What to work on -> Omit all images, then return the remaining material exactly as it stands.

──────────

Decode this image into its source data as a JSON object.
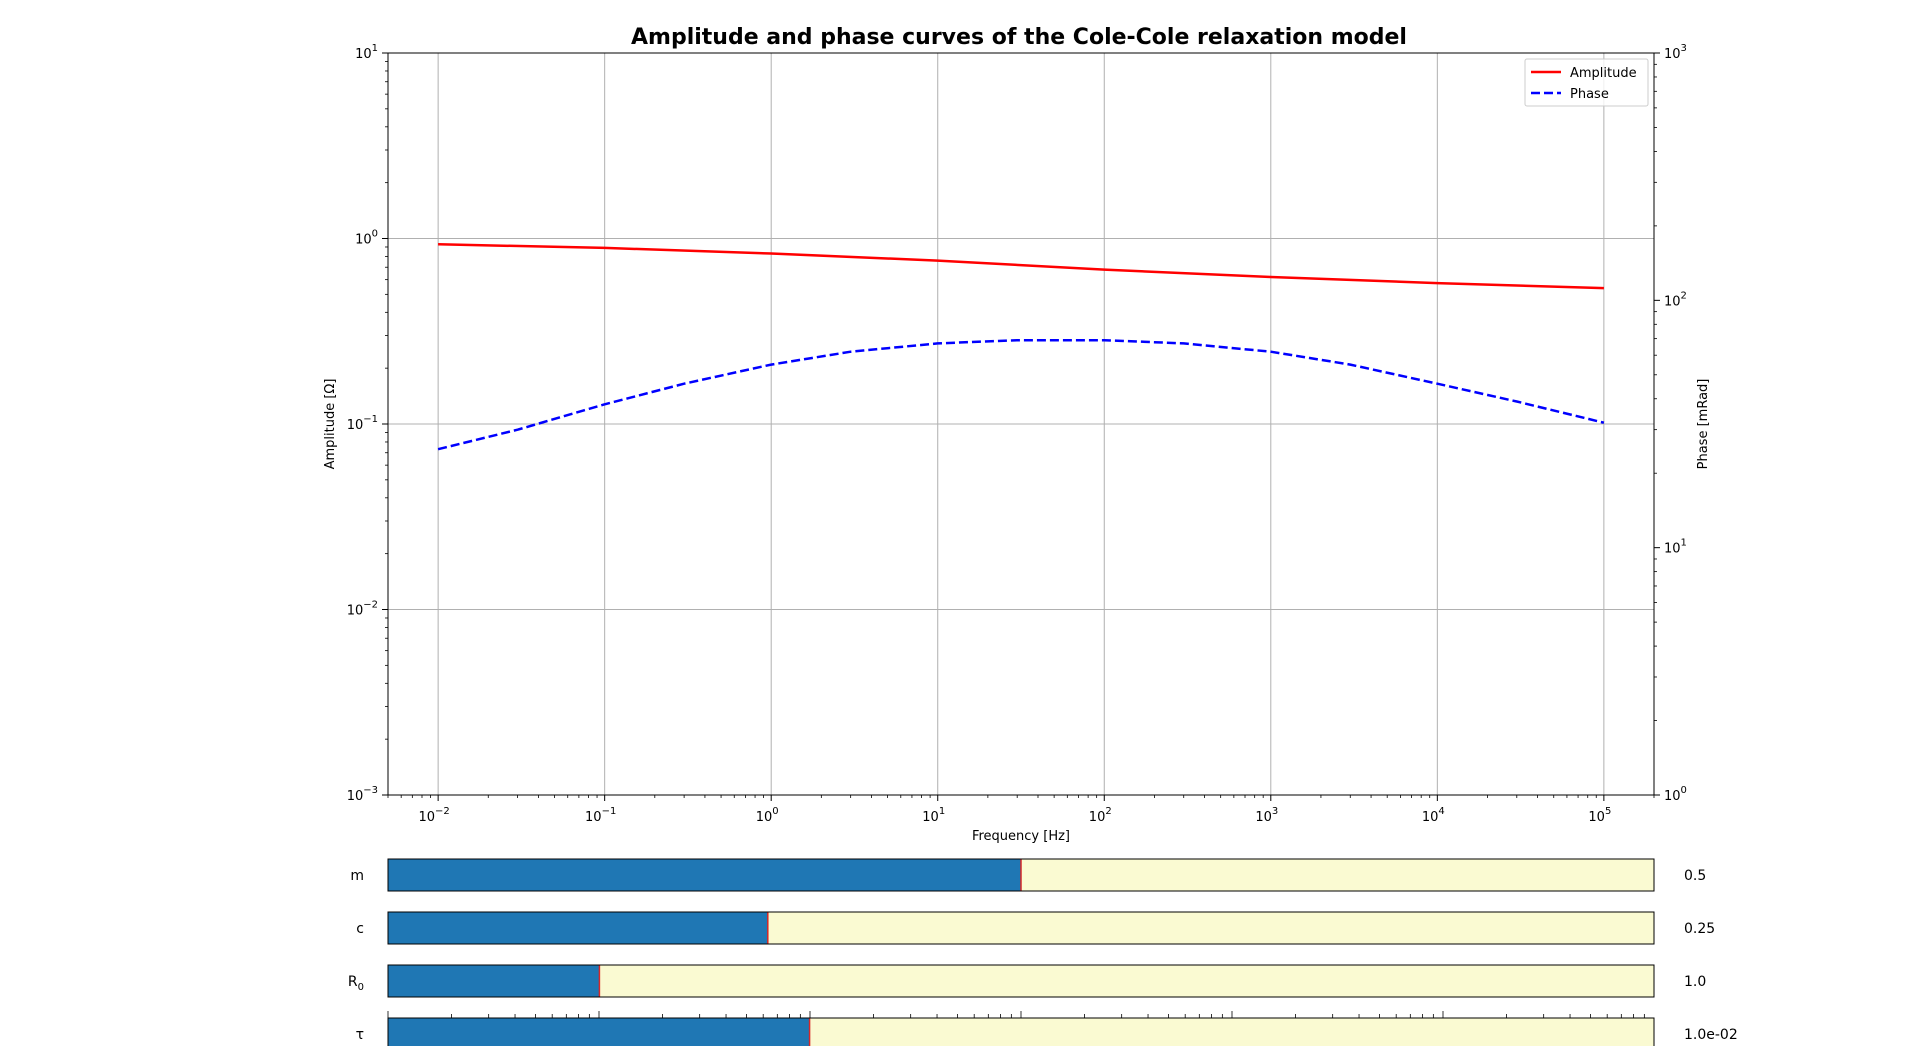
{
  "chart_data": {
    "type": "line",
    "title": "Amplitude and phase curves of the Cole-Cole relaxation model",
    "xlabel": "Frequency [Hz]",
    "ylabel_left": "Amplitude [Ω]",
    "ylabel_right": "Phase [mRad]",
    "xscale": "log",
    "yscale_left": "log",
    "yscale_right": "log",
    "xlim": [
      0.005,
      200000
    ],
    "ylim_left": [
      0.001,
      10
    ],
    "ylim_right": [
      1,
      1000
    ],
    "grid": true,
    "legend_position": "top-right",
    "x_ticks": [
      {
        "base": "10",
        "exp": "−2"
      },
      {
        "base": "10",
        "exp": "−1"
      },
      {
        "base": "10",
        "exp": "0"
      },
      {
        "base": "10",
        "exp": "1"
      },
      {
        "base": "10",
        "exp": "2"
      },
      {
        "base": "10",
        "exp": "3"
      },
      {
        "base": "10",
        "exp": "4"
      },
      {
        "base": "10",
        "exp": "5"
      }
    ],
    "y_left_ticks": [
      {
        "base": "10",
        "exp": "1"
      },
      {
        "base": "10",
        "exp": "0"
      },
      {
        "base": "10",
        "exp": "−1"
      },
      {
        "base": "10",
        "exp": "−2"
      },
      {
        "base": "10",
        "exp": "−3"
      }
    ],
    "y_right_ticks": [
      {
        "base": "10",
        "exp": "3"
      },
      {
        "base": "10",
        "exp": "2"
      },
      {
        "base": "10",
        "exp": "1"
      },
      {
        "base": "10",
        "exp": "0"
      }
    ],
    "series": [
      {
        "name": "Amplitude",
        "axis": "left",
        "color": "#ff0000",
        "dash": "solid",
        "x": [
          0.01,
          0.1,
          1,
          10,
          100,
          1000,
          10000,
          100000
        ],
        "y": [
          0.93,
          0.89,
          0.83,
          0.76,
          0.68,
          0.62,
          0.575,
          0.54
        ]
      },
      {
        "name": "Phase",
        "axis": "right",
        "color": "#0000ff",
        "dash": "dashed",
        "x": [
          0.01,
          0.03,
          0.1,
          0.3,
          1,
          3,
          10,
          30,
          100,
          300,
          1000,
          3000,
          10000,
          30000,
          100000
        ],
        "y": [
          25,
          30,
          38,
          46,
          55,
          62,
          67,
          69,
          69,
          67,
          62,
          55,
          46,
          39,
          32
        ]
      }
    ]
  },
  "sliders": [
    {
      "label": "m",
      "sub": "",
      "value_text": "0.5",
      "fraction": 0.5,
      "fill_color": "#1f77b4",
      "track_color": "#fafad2",
      "marker_color": "#d62728",
      "log_ticks": false
    },
    {
      "label": "c",
      "sub": "",
      "value_text": "0.25",
      "fraction": 0.3,
      "fill_color": "#1f77b4",
      "track_color": "#fafad2",
      "marker_color": "#d62728",
      "log_ticks": false
    },
    {
      "label": "R",
      "sub": "0",
      "value_text": "1.0",
      "fraction": 0.167,
      "fill_color": "#1f77b4",
      "track_color": "#fafad2",
      "marker_color": "#d62728",
      "log_ticks": false
    },
    {
      "label": "τ",
      "sub": "",
      "value_text": "1.0e-02",
      "fraction": 0.333,
      "fill_color": "#1f77b4",
      "track_color": "#fafad2",
      "marker_color": "#d62728",
      "log_ticks": true
    }
  ]
}
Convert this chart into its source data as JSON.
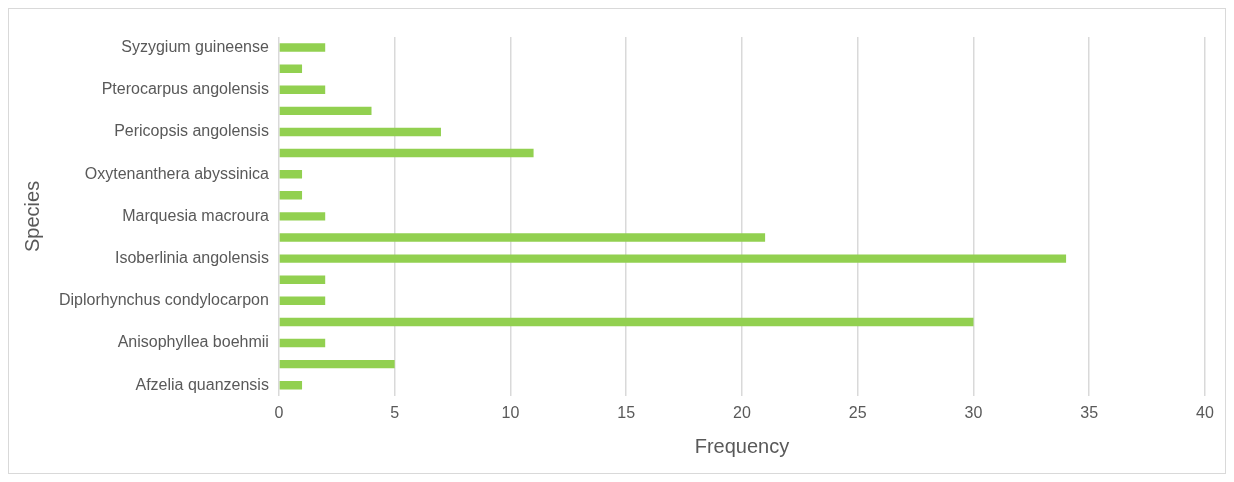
{
  "chart_data": {
    "type": "bar",
    "orientation": "horizontal",
    "xlabel": "Frequency",
    "ylabel": "Species",
    "categories": [
      "Syzygium guineense",
      null,
      "Pterocarpus angolensis",
      null,
      "Pericopsis angolensis",
      null,
      "Oxytenanthera abyssinica",
      null,
      "Marquesia macroura",
      null,
      "Isoberlinia angolensis",
      null,
      "Diplorhynchus condylocarpon",
      null,
      "Anisophyllea boehmii",
      null,
      "Afzelia quanzensis"
    ],
    "values": [
      2,
      1,
      2,
      4,
      7,
      11,
      1,
      1,
      2,
      21,
      34,
      2,
      2,
      30,
      2,
      5,
      1
    ],
    "color": "#92d050",
    "xlim": [
      0,
      40
    ],
    "xticks": [
      0,
      5,
      10,
      15,
      20,
      25,
      30,
      35,
      40
    ],
    "grid": "x",
    "legend": false
  }
}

──────────

Output of the task ->
Decode this image into its source data as a JSON object.
{
  "chart_data": {
    "type": "line",
    "title": "Amplitude and phase curves of the Cole-Cole relaxation model",
    "xlabel": "Frequency [Hz]",
    "ylabel_left": "Amplitude [Ω]",
    "ylabel_right": "Phase [mRad]",
    "xscale": "log",
    "yscale_left": "log",
    "yscale_right": "log",
    "xlim": [
      0.005,
      200000
    ],
    "ylim_left": [
      0.001,
      10
    ],
    "ylim_right": [
      1,
      1000
    ],
    "grid": true,
    "legend_position": "top-right",
    "x_ticks": [
      {
        "base": "10",
        "exp": "−2"
      },
      {
        "base": "10",
        "exp": "−1"
      },
      {
        "base": "10",
        "exp": "0"
      },
      {
        "base": "10",
        "exp": "1"
      },
      {
        "base": "10",
        "exp": "2"
      },
      {
        "base": "10",
        "exp": "3"
      },
      {
        "base": "10",
        "exp": "4"
      },
      {
        "base": "10",
        "exp": "5"
      }
    ],
    "y_left_ticks": [
      {
        "base": "10",
        "exp": "1"
      },
      {
        "base": "10",
        "exp": "0"
      },
      {
        "base": "10",
        "exp": "−1"
      },
      {
        "base": "10",
        "exp": "−2"
      },
      {
        "base": "10",
        "exp": "−3"
      }
    ],
    "y_right_ticks": [
      {
        "base": "10",
        "exp": "3"
      },
      {
        "base": "10",
        "exp": "2"
      },
      {
        "base": "10",
        "exp": "1"
      },
      {
        "base": "10",
        "exp": "0"
      }
    ],
    "series": [
      {
        "name": "Amplitude",
        "axis": "left",
        "color": "#ff0000",
        "dash": "solid",
        "x": [
          0.01,
          0.1,
          1,
          10,
          100,
          1000,
          10000,
          100000
        ],
        "y": [
          0.93,
          0.89,
          0.83,
          0.76,
          0.68,
          0.62,
          0.575,
          0.54
        ]
      },
      {
        "name": "Phase",
        "axis": "right",
        "color": "#0000ff",
        "dash": "dashed",
        "x": [
          0.01,
          0.03,
          0.1,
          0.3,
          1,
          3,
          10,
          30,
          100,
          300,
          1000,
          3000,
          10000,
          30000,
          100000
        ],
        "y": [
          25,
          30,
          38,
          46,
          55,
          62,
          67,
          69,
          69,
          67,
          62,
          55,
          46,
          39,
          32
        ]
      }
    ]
  },
  "sliders": [
    {
      "label": "m",
      "sub": "",
      "value_text": "0.5",
      "fraction": 0.5,
      "fill_color": "#1f77b4",
      "track_color": "#fafad2",
      "marker_color": "#d62728",
      "log_ticks": false
    },
    {
      "label": "c",
      "sub": "",
      "value_text": "0.25",
      "fraction": 0.3,
      "fill_color": "#1f77b4",
      "track_color": "#fafad2",
      "marker_color": "#d62728",
      "log_ticks": false
    },
    {
      "label": "R",
      "sub": "0",
      "value_text": "1.0",
      "fraction": 0.167,
      "fill_color": "#1f77b4",
      "track_color": "#fafad2",
      "marker_color": "#d62728",
      "log_ticks": false
    },
    {
      "label": "τ",
      "sub": "",
      "value_text": "1.0e-02",
      "fraction": 0.333,
      "fill_color": "#1f77b4",
      "track_color": "#fafad2",
      "marker_color": "#d62728",
      "log_ticks": true
    }
  ]
}
Convert this chart into its source data as JSON.
{
  "chart_data": {
    "type": "bar",
    "orientation": "horizontal",
    "xlabel": "Frequency",
    "ylabel": "Species",
    "categories": [
      "Syzygium guineense",
      null,
      "Pterocarpus angolensis",
      null,
      "Pericopsis angolensis",
      null,
      "Oxytenanthera abyssinica",
      null,
      "Marquesia macroura",
      null,
      "Isoberlinia angolensis",
      null,
      "Diplorhynchus condylocarpon",
      null,
      "Anisophyllea boehmii",
      null,
      "Afzelia quanzensis"
    ],
    "values": [
      2,
      1,
      2,
      4,
      7,
      11,
      1,
      1,
      2,
      21,
      34,
      2,
      2,
      30,
      2,
      5,
      1
    ],
    "color": "#92d050",
    "xlim": [
      0,
      40
    ],
    "xticks": [
      0,
      5,
      10,
      15,
      20,
      25,
      30,
      35,
      40
    ],
    "grid": "x",
    "legend": false
  }
}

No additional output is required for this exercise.